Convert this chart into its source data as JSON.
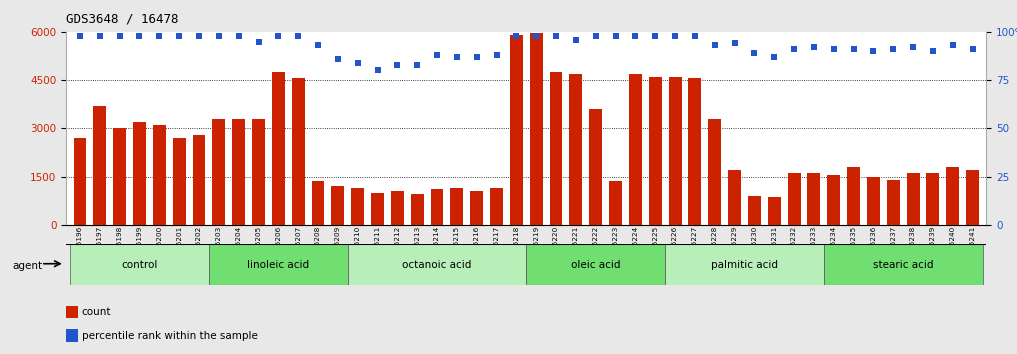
{
  "title": "GDS3648 / 16478",
  "samples": [
    "GSM525196",
    "GSM525197",
    "GSM525198",
    "GSM525199",
    "GSM525200",
    "GSM525201",
    "GSM525202",
    "GSM525203",
    "GSM525204",
    "GSM525205",
    "GSM525206",
    "GSM525207",
    "GSM525208",
    "GSM525209",
    "GSM525210",
    "GSM525211",
    "GSM525212",
    "GSM525213",
    "GSM525214",
    "GSM525215",
    "GSM525216",
    "GSM525217",
    "GSM525218",
    "GSM525219",
    "GSM525220",
    "GSM525221",
    "GSM525222",
    "GSM525223",
    "GSM525224",
    "GSM525225",
    "GSM525226",
    "GSM525227",
    "GSM525228",
    "GSM525229",
    "GSM525230",
    "GSM525231",
    "GSM525232",
    "GSM525233",
    "GSM525234",
    "GSM525235",
    "GSM525236",
    "GSM525237",
    "GSM525238",
    "GSM525239",
    "GSM525240",
    "GSM525241"
  ],
  "counts": [
    2700,
    3700,
    3000,
    3200,
    3100,
    2700,
    2800,
    3300,
    3300,
    3300,
    4750,
    4550,
    1350,
    1200,
    1150,
    1000,
    1050,
    950,
    1100,
    1150,
    1050,
    1150,
    5900,
    5950,
    4750,
    4700,
    3600,
    1350,
    4700,
    4600,
    4600,
    4550,
    3300,
    1700,
    900,
    850,
    1600,
    1600,
    1550,
    1800,
    1500,
    1400,
    1600,
    1600,
    1800,
    1700
  ],
  "percentiles": [
    98,
    98,
    98,
    98,
    98,
    98,
    98,
    98,
    98,
    95,
    98,
    98,
    93,
    86,
    84,
    80,
    83,
    83,
    88,
    87,
    87,
    88,
    98,
    98,
    98,
    96,
    98,
    98,
    98,
    98,
    98,
    98,
    93,
    94,
    89,
    87,
    91,
    92,
    91,
    91,
    90,
    91,
    92,
    90,
    93,
    91
  ],
  "groups": [
    {
      "label": "control",
      "start": 0,
      "end": 7,
      "color": "#b8efb8"
    },
    {
      "label": "linoleic acid",
      "start": 7,
      "end": 14,
      "color": "#70de70"
    },
    {
      "label": "octanoic acid",
      "start": 14,
      "end": 23,
      "color": "#b8efb8"
    },
    {
      "label": "oleic acid",
      "start": 23,
      "end": 30,
      "color": "#70de70"
    },
    {
      "label": "palmitic acid",
      "start": 30,
      "end": 38,
      "color": "#b8efb8"
    },
    {
      "label": "stearic acid",
      "start": 38,
      "end": 46,
      "color": "#70de70"
    }
  ],
  "bar_color": "#cc2200",
  "dot_color": "#2255cc",
  "ylim_left": [
    0,
    6000
  ],
  "ylim_right": [
    0,
    100
  ],
  "yticks_left": [
    0,
    1500,
    3000,
    4500,
    6000
  ],
  "yticks_right": [
    0,
    25,
    50,
    75,
    100
  ],
  "bg_color": "#e8e8e8",
  "plot_bg": "#ffffff",
  "title_fontsize": 9
}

Aim of the task: Print out the material word for word, omitting the pictures.

Finished answer:
Convert this chart into its source data as JSON.
{
  "title": "GDS3648 / 16478",
  "samples": [
    "GSM525196",
    "GSM525197",
    "GSM525198",
    "GSM525199",
    "GSM525200",
    "GSM525201",
    "GSM525202",
    "GSM525203",
    "GSM525204",
    "GSM525205",
    "GSM525206",
    "GSM525207",
    "GSM525208",
    "GSM525209",
    "GSM525210",
    "GSM525211",
    "GSM525212",
    "GSM525213",
    "GSM525214",
    "GSM525215",
    "GSM525216",
    "GSM525217",
    "GSM525218",
    "GSM525219",
    "GSM525220",
    "GSM525221",
    "GSM525222",
    "GSM525223",
    "GSM525224",
    "GSM525225",
    "GSM525226",
    "GSM525227",
    "GSM525228",
    "GSM525229",
    "GSM525230",
    "GSM525231",
    "GSM525232",
    "GSM525233",
    "GSM525234",
    "GSM525235",
    "GSM525236",
    "GSM525237",
    "GSM525238",
    "GSM525239",
    "GSM525240",
    "GSM525241"
  ],
  "counts": [
    2700,
    3700,
    3000,
    3200,
    3100,
    2700,
    2800,
    3300,
    3300,
    3300,
    4750,
    4550,
    1350,
    1200,
    1150,
    1000,
    1050,
    950,
    1100,
    1150,
    1050,
    1150,
    5900,
    5950,
    4750,
    4700,
    3600,
    1350,
    4700,
    4600,
    4600,
    4550,
    3300,
    1700,
    900,
    850,
    1600,
    1600,
    1550,
    1800,
    1500,
    1400,
    1600,
    1600,
    1800,
    1700
  ],
  "percentiles": [
    98,
    98,
    98,
    98,
    98,
    98,
    98,
    98,
    98,
    95,
    98,
    98,
    93,
    86,
    84,
    80,
    83,
    83,
    88,
    87,
    87,
    88,
    98,
    98,
    98,
    96,
    98,
    98,
    98,
    98,
    98,
    98,
    93,
    94,
    89,
    87,
    91,
    92,
    91,
    91,
    90,
    91,
    92,
    90,
    93,
    91
  ],
  "groups": [
    {
      "label": "control",
      "start": 0,
      "end": 7,
      "color": "#b8efb8"
    },
    {
      "label": "linoleic acid",
      "start": 7,
      "end": 14,
      "color": "#70de70"
    },
    {
      "label": "octanoic acid",
      "start": 14,
      "end": 23,
      "color": "#b8efb8"
    },
    {
      "label": "oleic acid",
      "start": 23,
      "end": 30,
      "color": "#70de70"
    },
    {
      "label": "palmitic acid",
      "start": 30,
      "end": 38,
      "color": "#b8efb8"
    },
    {
      "label": "stearic acid",
      "start": 38,
      "end": 46,
      "color": "#70de70"
    }
  ],
  "bar_color": "#cc2200",
  "dot_color": "#2255cc",
  "ylim_left": [
    0,
    6000
  ],
  "ylim_right": [
    0,
    100
  ],
  "yticks_left": [
    0,
    1500,
    3000,
    4500,
    6000
  ],
  "yticks_right": [
    0,
    25,
    50,
    75,
    100
  ],
  "bg_color": "#e8e8e8",
  "plot_bg": "#ffffff",
  "title_fontsize": 9
}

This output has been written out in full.